* **Your goal**
Write out the complete material exactly as it stands.

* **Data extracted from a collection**
□ □ □
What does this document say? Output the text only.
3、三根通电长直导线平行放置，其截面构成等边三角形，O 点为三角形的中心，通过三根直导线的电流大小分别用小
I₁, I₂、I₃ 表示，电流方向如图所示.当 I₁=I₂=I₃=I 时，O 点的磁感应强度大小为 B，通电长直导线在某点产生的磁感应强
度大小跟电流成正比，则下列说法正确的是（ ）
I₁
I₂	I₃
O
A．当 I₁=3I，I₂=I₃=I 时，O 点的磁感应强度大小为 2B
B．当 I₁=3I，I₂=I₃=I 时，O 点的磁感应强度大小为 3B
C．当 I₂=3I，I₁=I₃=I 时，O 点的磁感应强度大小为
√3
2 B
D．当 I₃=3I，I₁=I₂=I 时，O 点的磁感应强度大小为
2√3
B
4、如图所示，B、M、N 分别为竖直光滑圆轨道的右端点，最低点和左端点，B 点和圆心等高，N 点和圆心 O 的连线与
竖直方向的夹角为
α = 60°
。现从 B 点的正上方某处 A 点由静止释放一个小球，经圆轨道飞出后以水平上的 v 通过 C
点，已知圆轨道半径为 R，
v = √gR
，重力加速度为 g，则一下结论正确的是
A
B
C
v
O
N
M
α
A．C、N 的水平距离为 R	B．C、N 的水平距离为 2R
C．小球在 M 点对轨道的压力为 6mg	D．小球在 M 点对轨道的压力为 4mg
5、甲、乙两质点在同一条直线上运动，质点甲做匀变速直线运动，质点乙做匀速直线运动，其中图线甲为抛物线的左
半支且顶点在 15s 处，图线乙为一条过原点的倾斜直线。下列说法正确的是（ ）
□ □ □
* **Written solution**
What does this document say? Output the text only.
3、三根通电长直导线平行放置，其截面构成等边三角形，O 点为三角形的中心，通过三根直导线的电流大小分别用小
I₁, I₂、I₃ 表示，电流方向如图所示.当 I₁=I₂=I₃=I 时，O 点的磁感应强度大小为 B，通电长直导线在某点产生的磁感应强
度大小跟电流成正比，则下列说法正确的是（ ）
I₁
I₂	I₃
O
A．当 I₁=3I，I₂=I₃=I 时，O 点的磁感应强度大小为 2B
B．当 I₁=3I，I₂=I₃=I 时，O 点的磁感应强度大小为 3B
C．当 I₂=3I，I₁=I₃=I 时，O 点的磁感应强度大小为
√3
2 B
D．当 I₃=3I，I₁=I₂=I 时，O 点的磁感应强度大小为
2√3
B
4、如图所示，B、M、N 分别为竖直光滑圆轨道的右端点，最低点和左端点，B 点和圆心等高，N 点和圆心 O 的连线与
竖直方向的夹角为
α = 60°
。现从 B 点的正上方某处 A 点由静止释放一个小球，经圆轨道飞出后以水平上的 v 通过 C
点，已知圆轨道半径为 R，
v = √gR
，重力加速度为 g，则一下结论正确的是
A
B
C
v
O
N
M
α
A．C、N 的水平距离为 R	B．C、N 的水平距离为 2R
C．小球在 M 点对轨道的压力为 6mg	D．小球在 M 点对轨道的压力为 4mg
5、甲、乙两质点在同一条直线上运动，质点甲做匀变速直线运动，质点乙做匀速直线运动，其中图线甲为抛物线的左
半支且顶点在 15s 处，图线乙为一条过原点的倾斜直线。下列说法正确的是（ ）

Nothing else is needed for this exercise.